**The problem**:
Retype the records exactly as they appear, starting with the first line and ending with the line containing "toolbox icon [938, 187, 1020, 260]", both of those lines included.

|---|

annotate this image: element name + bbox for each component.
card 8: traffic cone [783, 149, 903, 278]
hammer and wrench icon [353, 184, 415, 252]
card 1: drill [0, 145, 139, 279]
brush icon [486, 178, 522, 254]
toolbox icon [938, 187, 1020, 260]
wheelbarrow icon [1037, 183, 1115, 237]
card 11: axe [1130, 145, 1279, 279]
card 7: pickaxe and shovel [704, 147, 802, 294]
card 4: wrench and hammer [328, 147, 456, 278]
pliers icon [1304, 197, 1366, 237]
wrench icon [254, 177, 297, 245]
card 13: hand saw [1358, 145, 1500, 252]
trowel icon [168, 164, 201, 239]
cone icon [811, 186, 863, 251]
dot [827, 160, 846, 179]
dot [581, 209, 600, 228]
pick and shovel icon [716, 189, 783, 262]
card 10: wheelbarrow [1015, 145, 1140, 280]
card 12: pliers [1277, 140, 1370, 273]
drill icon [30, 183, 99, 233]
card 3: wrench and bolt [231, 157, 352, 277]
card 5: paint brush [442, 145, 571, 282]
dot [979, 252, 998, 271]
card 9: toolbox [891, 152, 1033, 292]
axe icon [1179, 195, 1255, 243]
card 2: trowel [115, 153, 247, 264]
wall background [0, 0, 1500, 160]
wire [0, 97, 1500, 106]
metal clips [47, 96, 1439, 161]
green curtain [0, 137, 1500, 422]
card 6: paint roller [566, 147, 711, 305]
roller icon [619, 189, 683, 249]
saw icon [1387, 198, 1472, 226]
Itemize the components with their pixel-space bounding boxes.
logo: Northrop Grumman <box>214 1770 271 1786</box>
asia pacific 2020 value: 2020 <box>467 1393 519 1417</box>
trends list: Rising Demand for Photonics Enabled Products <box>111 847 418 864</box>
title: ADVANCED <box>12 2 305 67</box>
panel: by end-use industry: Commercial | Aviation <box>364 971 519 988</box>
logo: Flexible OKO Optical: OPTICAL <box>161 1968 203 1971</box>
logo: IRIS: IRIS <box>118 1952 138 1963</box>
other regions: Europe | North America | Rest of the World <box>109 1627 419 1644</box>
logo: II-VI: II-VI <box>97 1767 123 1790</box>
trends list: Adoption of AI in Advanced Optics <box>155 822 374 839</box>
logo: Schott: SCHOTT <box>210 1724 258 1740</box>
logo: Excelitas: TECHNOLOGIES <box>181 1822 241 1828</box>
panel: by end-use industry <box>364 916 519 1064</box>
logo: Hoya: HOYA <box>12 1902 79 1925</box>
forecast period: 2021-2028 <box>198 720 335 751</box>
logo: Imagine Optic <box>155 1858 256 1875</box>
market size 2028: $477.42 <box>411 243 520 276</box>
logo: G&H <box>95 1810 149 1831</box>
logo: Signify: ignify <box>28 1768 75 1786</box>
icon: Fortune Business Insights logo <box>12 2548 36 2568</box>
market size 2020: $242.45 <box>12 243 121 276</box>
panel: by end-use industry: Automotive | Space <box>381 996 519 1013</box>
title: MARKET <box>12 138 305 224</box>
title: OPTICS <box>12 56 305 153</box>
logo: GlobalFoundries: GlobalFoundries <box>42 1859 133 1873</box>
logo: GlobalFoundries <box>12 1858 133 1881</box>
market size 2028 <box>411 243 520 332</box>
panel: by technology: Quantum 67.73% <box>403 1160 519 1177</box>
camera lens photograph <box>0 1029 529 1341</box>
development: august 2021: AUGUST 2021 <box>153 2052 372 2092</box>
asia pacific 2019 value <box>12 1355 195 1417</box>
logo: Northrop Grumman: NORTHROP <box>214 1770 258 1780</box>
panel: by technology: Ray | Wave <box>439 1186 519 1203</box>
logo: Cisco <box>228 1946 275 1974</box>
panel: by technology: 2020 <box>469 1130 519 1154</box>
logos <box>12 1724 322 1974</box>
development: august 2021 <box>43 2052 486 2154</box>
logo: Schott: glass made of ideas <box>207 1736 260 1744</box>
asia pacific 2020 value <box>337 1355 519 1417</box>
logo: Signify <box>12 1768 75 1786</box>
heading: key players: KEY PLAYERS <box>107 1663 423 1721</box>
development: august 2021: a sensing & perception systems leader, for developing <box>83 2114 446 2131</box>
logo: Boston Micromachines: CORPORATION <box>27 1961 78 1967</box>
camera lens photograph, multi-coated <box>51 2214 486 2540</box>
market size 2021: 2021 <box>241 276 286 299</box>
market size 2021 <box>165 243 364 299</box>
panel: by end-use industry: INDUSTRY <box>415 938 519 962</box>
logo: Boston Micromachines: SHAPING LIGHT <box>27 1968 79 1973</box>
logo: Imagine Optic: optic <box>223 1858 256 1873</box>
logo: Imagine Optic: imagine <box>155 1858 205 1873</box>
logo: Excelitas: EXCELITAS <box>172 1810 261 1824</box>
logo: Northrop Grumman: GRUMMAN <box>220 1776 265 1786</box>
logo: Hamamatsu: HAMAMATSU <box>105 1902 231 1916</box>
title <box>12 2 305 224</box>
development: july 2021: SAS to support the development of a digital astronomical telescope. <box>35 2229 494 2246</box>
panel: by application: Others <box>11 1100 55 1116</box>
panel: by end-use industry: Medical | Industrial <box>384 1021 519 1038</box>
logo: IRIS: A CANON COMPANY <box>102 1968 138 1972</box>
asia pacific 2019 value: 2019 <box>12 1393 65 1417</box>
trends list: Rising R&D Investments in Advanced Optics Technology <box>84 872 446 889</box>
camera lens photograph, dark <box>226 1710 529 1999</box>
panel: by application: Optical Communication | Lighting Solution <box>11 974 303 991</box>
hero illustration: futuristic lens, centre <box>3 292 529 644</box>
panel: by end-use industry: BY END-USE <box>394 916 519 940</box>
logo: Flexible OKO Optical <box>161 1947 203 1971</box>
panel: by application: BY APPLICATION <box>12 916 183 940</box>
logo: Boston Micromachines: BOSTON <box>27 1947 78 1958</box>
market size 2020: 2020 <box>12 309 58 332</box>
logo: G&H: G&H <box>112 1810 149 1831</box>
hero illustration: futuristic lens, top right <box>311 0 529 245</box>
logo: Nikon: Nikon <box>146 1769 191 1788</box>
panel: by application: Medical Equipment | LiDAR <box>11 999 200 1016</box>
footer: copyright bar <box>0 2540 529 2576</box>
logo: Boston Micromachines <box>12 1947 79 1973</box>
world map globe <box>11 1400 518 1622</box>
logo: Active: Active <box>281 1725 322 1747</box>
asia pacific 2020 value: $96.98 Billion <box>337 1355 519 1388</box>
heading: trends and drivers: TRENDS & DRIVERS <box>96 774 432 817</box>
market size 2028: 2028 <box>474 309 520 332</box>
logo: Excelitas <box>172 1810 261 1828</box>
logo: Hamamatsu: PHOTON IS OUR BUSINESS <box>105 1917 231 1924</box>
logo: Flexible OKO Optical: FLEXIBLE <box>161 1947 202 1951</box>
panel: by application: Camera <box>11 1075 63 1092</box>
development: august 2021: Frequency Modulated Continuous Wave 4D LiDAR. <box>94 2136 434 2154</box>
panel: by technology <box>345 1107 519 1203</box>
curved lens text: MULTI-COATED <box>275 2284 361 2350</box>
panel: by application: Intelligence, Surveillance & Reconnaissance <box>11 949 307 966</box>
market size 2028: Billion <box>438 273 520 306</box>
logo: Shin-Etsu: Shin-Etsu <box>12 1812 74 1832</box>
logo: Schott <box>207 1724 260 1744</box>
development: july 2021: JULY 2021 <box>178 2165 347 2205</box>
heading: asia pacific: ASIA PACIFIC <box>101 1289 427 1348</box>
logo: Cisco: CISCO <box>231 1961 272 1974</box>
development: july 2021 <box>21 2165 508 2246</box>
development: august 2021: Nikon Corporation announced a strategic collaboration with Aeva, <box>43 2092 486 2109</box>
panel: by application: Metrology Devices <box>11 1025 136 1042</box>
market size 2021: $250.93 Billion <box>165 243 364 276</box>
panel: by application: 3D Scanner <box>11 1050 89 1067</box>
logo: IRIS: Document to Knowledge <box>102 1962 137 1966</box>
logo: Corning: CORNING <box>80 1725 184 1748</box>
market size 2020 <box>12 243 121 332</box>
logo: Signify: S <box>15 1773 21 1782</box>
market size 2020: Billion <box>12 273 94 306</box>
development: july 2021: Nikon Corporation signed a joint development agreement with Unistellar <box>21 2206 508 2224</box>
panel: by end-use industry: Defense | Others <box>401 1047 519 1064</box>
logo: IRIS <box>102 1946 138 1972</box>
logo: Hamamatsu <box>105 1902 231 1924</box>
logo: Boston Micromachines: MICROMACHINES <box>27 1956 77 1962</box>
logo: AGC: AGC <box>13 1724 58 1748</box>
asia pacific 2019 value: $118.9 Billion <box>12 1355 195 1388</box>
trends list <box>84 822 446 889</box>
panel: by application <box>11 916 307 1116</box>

|---|

**Solution to this task**:
annotate this image: element name + bbox for each component.
card 8: traffic cone [783, 149, 903, 278]
hammer and wrench icon [353, 184, 415, 252]
card 1: drill [0, 145, 139, 279]
brush icon [486, 178, 522, 254]
toolbox icon [938, 187, 1020, 260]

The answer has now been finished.